(Saved entries)
____________________
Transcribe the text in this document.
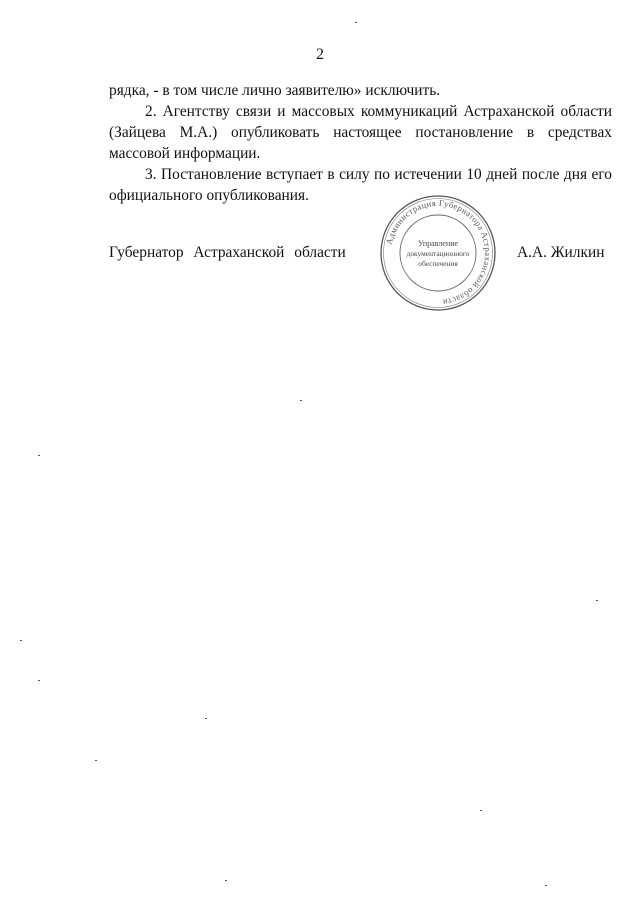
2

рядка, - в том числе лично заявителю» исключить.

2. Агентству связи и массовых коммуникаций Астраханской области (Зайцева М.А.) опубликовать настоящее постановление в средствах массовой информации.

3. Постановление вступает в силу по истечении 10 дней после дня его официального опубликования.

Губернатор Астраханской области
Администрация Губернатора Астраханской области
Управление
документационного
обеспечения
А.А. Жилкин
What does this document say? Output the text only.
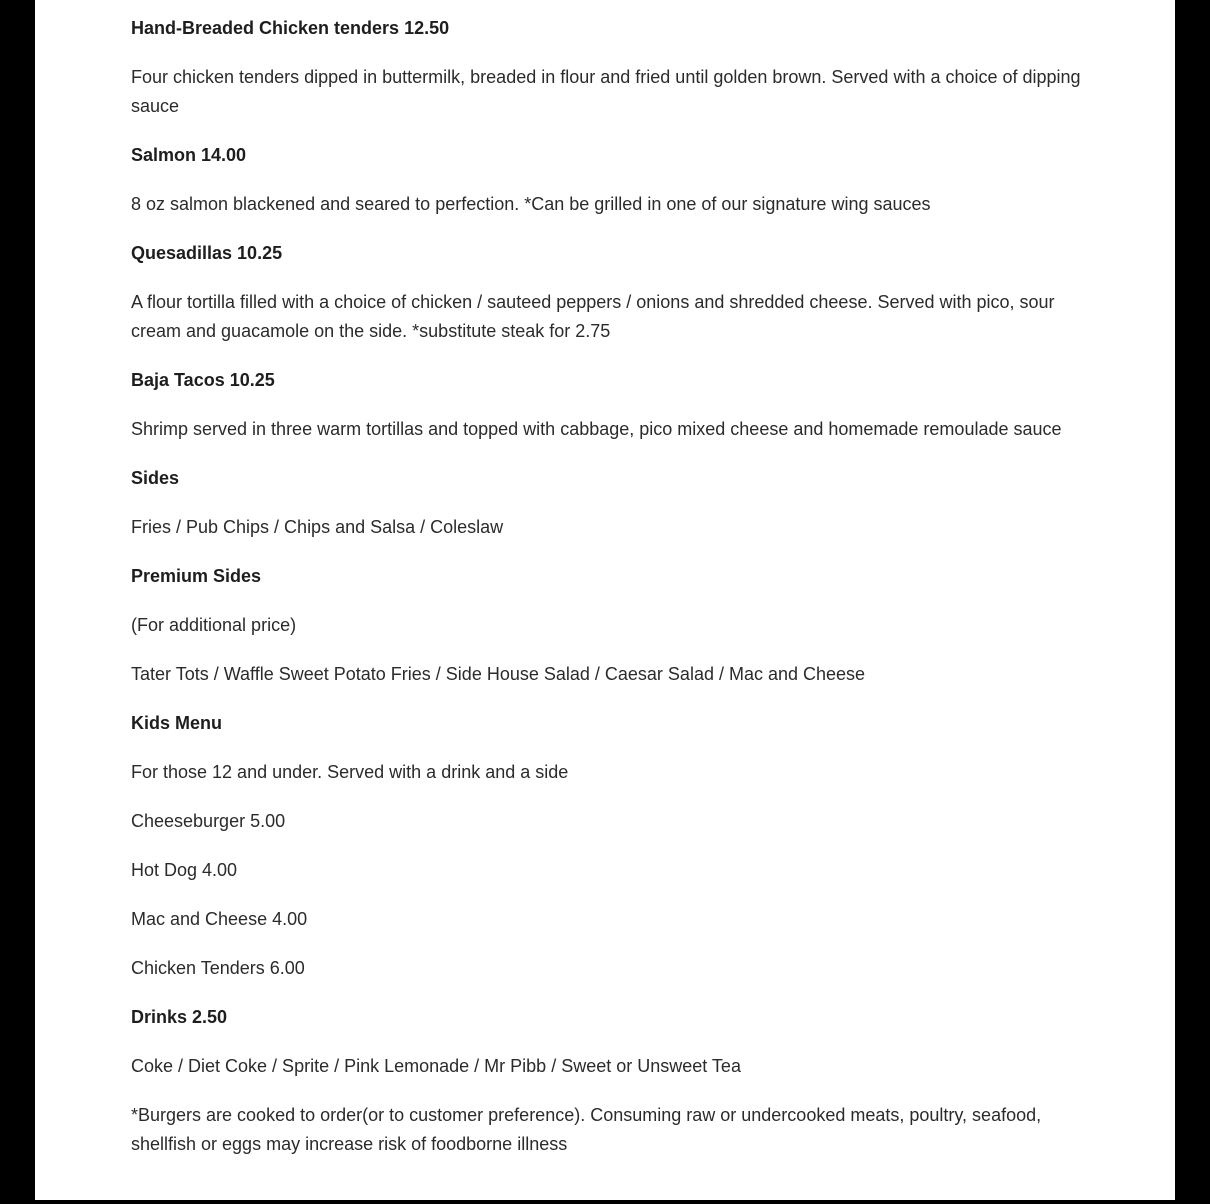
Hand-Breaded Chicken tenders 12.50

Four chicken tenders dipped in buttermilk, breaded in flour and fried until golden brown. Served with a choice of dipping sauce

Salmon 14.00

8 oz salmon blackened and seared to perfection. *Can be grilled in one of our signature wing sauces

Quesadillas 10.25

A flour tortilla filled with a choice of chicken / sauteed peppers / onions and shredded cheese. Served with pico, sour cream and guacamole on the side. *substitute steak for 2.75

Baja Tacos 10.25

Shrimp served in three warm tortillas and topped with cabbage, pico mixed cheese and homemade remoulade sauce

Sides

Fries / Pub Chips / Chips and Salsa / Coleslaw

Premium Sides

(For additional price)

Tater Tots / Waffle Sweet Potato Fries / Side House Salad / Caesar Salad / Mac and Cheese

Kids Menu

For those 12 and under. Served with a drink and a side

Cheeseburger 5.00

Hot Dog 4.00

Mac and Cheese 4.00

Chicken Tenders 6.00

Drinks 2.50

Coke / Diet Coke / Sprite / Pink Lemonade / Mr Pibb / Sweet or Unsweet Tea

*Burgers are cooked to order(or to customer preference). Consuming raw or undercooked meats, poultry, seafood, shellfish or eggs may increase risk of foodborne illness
____________________
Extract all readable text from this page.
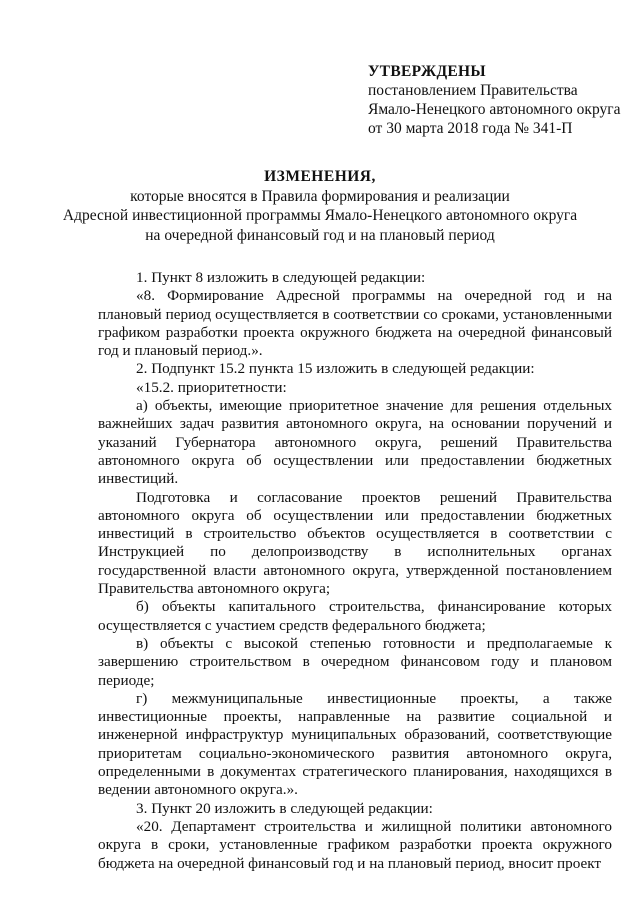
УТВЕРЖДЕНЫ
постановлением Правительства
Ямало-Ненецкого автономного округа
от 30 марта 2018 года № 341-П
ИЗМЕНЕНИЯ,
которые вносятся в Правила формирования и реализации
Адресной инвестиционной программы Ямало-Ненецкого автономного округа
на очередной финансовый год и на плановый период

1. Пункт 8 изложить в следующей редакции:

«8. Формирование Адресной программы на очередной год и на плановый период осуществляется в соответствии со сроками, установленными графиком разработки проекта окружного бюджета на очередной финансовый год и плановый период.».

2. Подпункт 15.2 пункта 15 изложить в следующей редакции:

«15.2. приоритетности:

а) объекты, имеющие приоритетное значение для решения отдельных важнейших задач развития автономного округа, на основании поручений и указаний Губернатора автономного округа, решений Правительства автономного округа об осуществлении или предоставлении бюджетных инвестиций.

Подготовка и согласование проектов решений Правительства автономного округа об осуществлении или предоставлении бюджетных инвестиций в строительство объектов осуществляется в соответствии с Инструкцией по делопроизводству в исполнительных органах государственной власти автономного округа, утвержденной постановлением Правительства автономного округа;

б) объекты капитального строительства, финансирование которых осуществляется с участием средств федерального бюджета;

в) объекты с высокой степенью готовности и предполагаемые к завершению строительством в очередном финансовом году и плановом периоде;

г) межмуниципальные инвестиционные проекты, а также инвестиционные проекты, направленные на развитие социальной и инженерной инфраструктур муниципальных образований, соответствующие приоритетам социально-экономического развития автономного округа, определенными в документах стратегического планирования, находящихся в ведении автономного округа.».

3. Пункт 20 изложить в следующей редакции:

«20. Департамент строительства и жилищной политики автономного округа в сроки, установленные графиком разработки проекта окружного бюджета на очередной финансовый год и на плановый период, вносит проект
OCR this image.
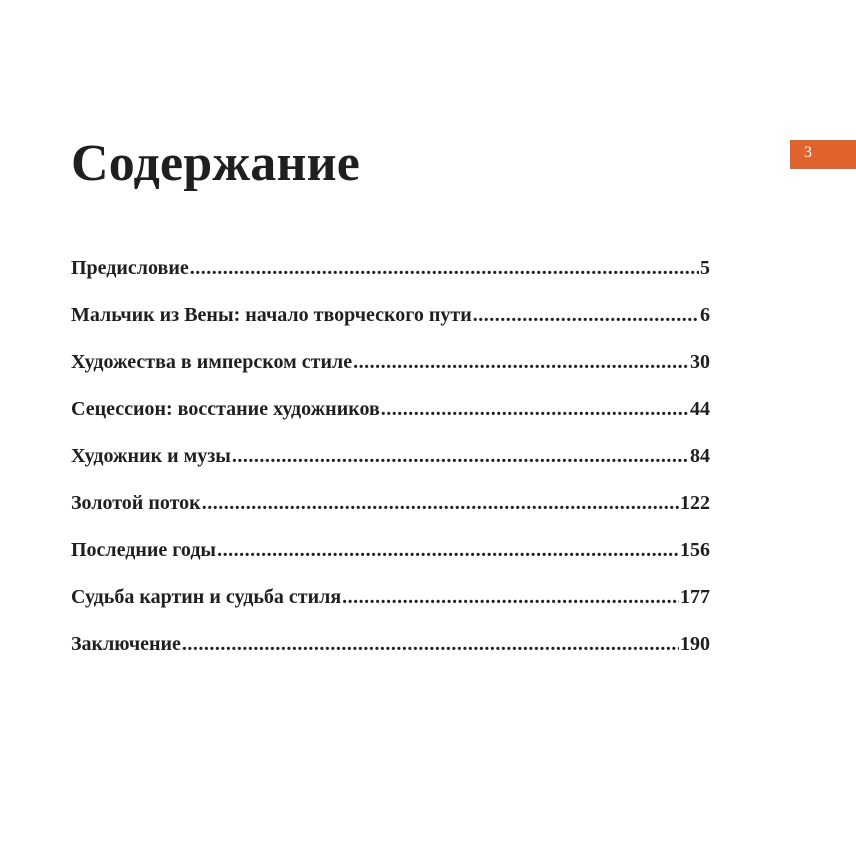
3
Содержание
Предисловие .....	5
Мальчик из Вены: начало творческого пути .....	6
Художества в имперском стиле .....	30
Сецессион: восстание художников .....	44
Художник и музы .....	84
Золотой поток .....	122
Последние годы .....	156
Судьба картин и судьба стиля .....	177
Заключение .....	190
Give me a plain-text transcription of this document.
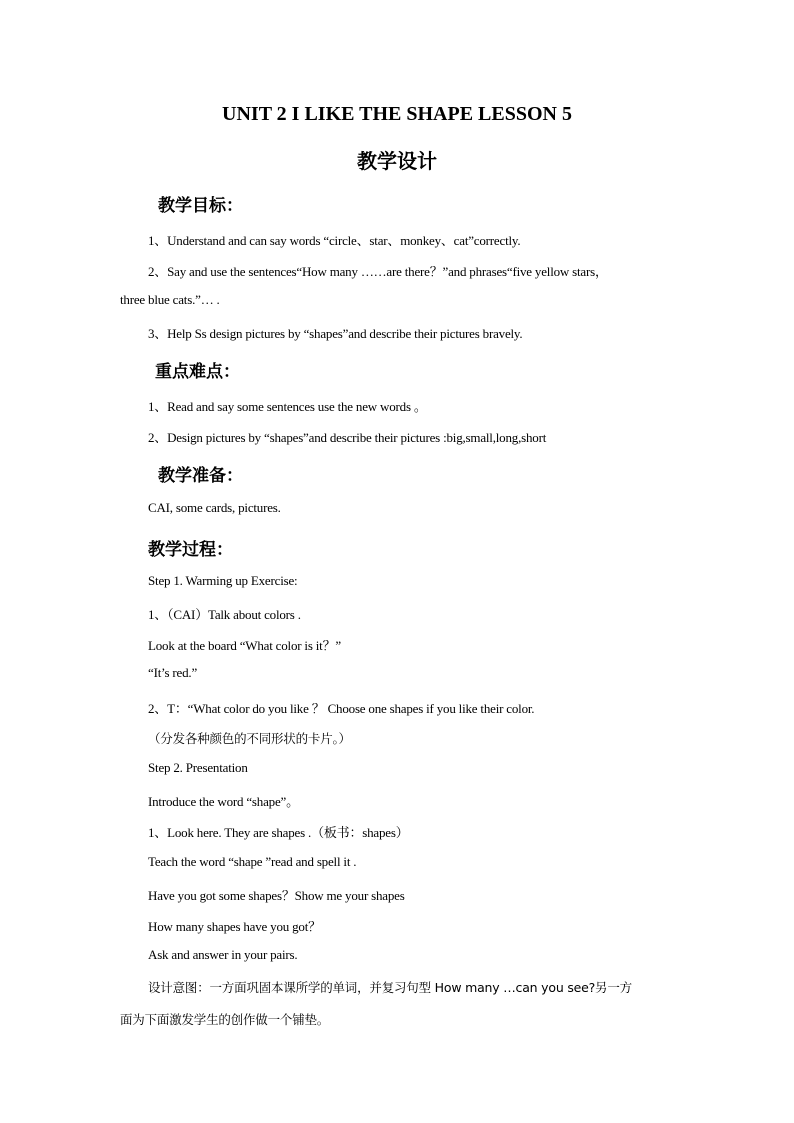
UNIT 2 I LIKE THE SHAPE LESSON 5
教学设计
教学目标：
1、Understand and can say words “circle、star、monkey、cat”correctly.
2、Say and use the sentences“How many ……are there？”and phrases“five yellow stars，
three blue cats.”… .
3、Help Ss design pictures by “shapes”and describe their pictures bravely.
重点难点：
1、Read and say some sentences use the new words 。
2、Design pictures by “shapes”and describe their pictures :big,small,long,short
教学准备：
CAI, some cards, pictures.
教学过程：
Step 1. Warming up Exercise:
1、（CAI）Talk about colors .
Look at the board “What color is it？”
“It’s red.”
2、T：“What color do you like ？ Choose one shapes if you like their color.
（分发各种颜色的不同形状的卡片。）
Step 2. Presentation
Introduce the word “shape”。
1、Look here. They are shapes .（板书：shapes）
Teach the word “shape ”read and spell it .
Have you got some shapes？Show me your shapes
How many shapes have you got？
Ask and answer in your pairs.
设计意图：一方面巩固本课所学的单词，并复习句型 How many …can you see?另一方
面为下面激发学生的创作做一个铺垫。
____________________
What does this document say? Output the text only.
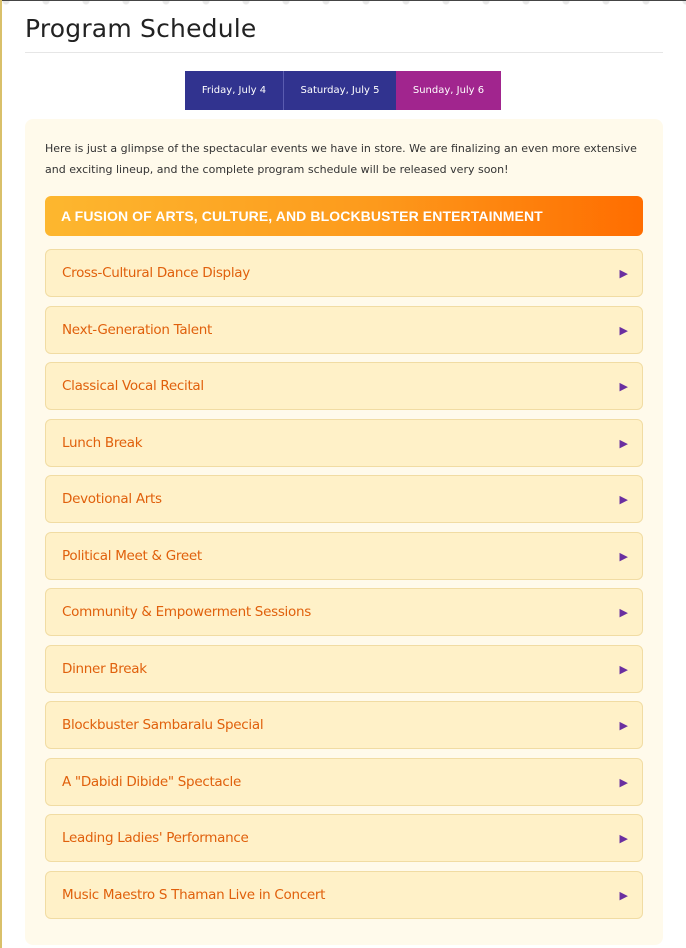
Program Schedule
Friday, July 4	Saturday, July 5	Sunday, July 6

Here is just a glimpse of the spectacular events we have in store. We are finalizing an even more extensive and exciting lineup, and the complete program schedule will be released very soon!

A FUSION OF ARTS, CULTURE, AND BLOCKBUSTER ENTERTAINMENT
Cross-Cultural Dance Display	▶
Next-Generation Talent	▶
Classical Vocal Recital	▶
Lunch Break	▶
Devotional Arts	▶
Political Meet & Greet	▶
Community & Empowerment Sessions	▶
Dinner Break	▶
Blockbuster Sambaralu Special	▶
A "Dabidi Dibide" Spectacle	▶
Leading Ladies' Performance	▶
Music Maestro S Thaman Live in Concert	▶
____________________
STATED EXERCISE
Search the records above for the string "решений". Copy every line that contains it.

FINAL RESULT
а) объекты, имеющие приоритетное значение для решения отдельных важнейших задач развития автономного округа, на основании поручений и указаний Губернатора автономного округа, решений Правительства автономного округа об осуществлении или предоставлении бюджетных инвестиций.
Подготовка и согласование проектов решений Правительства автономного округа об осуществлении или предоставлении бюджетных инвестиций в строительство объектов осуществляется в соответствии с Инструкцией по делопроизводству в исполнительных органах государственной власти автономного округа, утвержденной постановлением Правительства автономного округа;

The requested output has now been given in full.